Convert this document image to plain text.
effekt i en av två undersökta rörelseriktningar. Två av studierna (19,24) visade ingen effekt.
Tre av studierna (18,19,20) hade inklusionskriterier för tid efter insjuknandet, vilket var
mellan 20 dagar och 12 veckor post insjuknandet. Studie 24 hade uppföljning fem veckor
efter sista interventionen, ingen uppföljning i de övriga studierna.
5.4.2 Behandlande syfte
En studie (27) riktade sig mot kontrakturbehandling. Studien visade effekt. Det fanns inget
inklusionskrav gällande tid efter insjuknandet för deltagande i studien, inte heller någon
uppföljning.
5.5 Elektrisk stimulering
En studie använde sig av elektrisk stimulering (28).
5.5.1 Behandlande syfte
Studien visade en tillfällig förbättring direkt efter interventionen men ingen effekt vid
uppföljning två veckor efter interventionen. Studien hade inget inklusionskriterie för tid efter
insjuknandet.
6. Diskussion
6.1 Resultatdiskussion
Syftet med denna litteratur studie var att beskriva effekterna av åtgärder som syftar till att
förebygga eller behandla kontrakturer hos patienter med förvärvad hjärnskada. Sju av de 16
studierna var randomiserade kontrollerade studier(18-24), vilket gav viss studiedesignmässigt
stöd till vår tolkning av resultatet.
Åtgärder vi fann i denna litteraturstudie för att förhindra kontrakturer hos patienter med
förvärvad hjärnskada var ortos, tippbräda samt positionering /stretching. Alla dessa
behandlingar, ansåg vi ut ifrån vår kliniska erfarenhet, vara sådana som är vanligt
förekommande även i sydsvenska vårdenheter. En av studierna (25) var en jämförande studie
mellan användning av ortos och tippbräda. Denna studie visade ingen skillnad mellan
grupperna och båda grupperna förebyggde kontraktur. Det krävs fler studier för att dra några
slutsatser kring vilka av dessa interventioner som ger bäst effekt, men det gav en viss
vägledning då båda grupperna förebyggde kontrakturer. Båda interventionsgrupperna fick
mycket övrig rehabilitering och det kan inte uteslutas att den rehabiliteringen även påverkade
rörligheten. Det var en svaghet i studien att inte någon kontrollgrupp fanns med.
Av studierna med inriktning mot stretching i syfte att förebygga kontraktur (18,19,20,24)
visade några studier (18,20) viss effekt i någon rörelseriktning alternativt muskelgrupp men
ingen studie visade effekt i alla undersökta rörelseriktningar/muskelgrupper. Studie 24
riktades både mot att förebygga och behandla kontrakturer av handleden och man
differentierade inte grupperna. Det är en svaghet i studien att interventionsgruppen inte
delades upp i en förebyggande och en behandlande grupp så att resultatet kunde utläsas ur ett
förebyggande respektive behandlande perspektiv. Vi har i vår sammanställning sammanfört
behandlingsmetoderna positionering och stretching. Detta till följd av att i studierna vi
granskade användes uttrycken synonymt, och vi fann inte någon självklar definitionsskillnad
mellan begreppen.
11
========================================
#### [Short exercise]
Filter the listing above by the word "insjuknandet"; copy each line that passes.

#### [Written answer]
Tre av studierna (18,19,20) hade inklusionskriterier för tid efter insjuknandet, vilket var
mellan 20 dagar och 12 veckor post insjuknandet. Studie 24 hade uppföljning fem veckor
inklusionskrav gällande tid efter insjuknandet för deltagande i studien, inte heller någon
insjuknandet.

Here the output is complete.